— TASK GOAL —
Output only the count of lines that contain "page".

(Records)
________
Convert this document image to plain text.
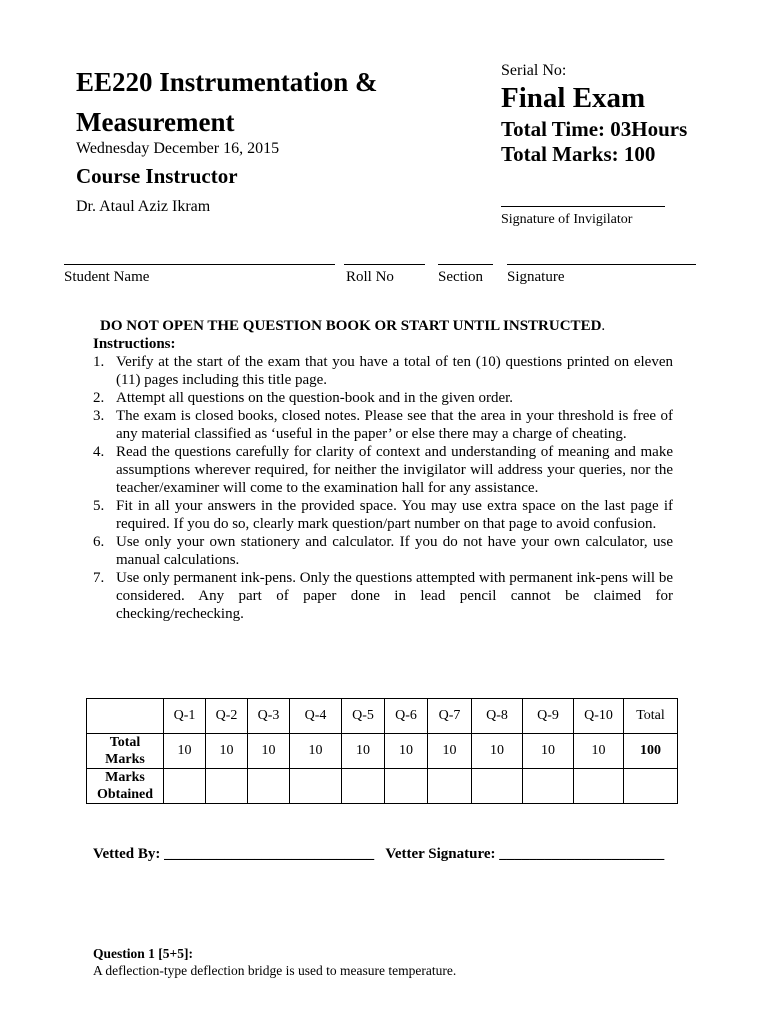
EE220 Instrumentation & Measurement
Wednesday December 16, 2015
Course Instructor
Dr. Ataul Aziz Ikram
Serial No:
Final Exam
Total Time: 03Hours
Total Marks: 100
Signature of Invigilator
Student Name	Roll No	Section Signature
DO NOT OPEN THE QUESTION BOOK OR START UNTIL INSTRUCTED.
Instructions:
1. Verify at the start of the exam that you have a total of ten (10) questions printed on eleven (11) pages including this title page.
2. Attempt all questions on the question-book and in the given order.
3. The exam is closed books, closed notes. Please see that the area in your threshold is free of any material classified as ‘useful in the paper’ or else there may a charge of cheating.
4. Read the questions carefully for clarity of context and understanding of meaning and make assumptions wherever required, for neither the invigilator will address your queries, nor the teacher/examiner will come to the examination hall for any assistance.
5. Fit in all your answers in the provided space. You may use extra space on the last page if required. If you do so, clearly mark question/part number on that page to avoid confusion.
6. Use only your own stationery and calculator. If you do not have your own calculator, use manual calculations.
7. Use only permanent ink-pens. Only the questions attempted with permanent ink-pens will be considered. Any part of paper done in lead pencil cannot be claimed for checking/rechecking.
	Q-1	Q-2	Q-3	Q-4	Q-5	Q-6	Q-7	Q-8	Q-9	Q-10	Total
Total
Marks	10	10	10	10	10	10	10	10	10	10	100
Marks
Obtained											
Vetted By: ____________________________ Vetter Signature: ______________________
Question 1 [5+5]:
A deflection-type deflection bridge is used to measure temperature.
________
— SOLUTION TO THIS EXERCISE —
2